Collected data entries:
========

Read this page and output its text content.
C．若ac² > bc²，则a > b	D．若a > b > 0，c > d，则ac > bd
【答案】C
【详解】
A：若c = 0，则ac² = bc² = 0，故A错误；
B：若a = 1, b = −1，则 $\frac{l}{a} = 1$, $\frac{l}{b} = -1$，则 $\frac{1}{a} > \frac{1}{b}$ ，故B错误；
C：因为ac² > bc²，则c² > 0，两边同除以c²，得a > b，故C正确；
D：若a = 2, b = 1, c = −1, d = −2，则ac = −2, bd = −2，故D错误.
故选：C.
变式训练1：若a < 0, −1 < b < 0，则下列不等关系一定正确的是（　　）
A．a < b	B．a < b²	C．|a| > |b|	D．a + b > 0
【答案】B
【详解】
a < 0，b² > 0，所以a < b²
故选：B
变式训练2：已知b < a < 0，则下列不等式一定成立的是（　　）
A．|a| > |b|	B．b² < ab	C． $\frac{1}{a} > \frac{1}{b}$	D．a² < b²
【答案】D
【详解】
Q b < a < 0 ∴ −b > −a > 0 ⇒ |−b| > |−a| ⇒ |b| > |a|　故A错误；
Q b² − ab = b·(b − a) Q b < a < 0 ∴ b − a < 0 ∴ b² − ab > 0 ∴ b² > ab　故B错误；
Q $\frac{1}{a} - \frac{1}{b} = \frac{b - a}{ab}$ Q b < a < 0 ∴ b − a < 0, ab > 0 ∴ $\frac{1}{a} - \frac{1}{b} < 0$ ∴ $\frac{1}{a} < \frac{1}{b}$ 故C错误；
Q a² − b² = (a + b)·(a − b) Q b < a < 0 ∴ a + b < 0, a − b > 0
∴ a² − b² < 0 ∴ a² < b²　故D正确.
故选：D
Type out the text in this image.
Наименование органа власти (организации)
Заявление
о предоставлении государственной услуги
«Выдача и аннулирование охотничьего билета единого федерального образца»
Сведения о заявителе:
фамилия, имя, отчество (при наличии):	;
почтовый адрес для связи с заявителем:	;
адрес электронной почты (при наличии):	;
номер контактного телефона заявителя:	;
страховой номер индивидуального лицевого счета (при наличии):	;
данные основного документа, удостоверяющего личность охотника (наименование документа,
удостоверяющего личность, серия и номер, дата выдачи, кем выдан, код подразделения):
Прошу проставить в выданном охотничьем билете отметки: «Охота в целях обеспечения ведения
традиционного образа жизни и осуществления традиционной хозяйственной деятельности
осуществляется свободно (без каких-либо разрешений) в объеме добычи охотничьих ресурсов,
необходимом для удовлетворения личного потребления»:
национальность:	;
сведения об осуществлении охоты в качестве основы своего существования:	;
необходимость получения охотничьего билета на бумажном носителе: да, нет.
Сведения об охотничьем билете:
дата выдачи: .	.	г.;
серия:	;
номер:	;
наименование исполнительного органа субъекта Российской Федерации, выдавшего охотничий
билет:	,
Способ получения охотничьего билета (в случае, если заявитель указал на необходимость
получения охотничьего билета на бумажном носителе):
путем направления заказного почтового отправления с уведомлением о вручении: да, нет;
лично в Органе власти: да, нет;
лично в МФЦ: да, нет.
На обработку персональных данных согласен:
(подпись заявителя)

========

(TASK BRIEF):
Copy every line of the listing that includes the string "заявителя".

(EXERCISE RESPONSE):
номер контактного телефона заявителя:	;
(подпись заявителя)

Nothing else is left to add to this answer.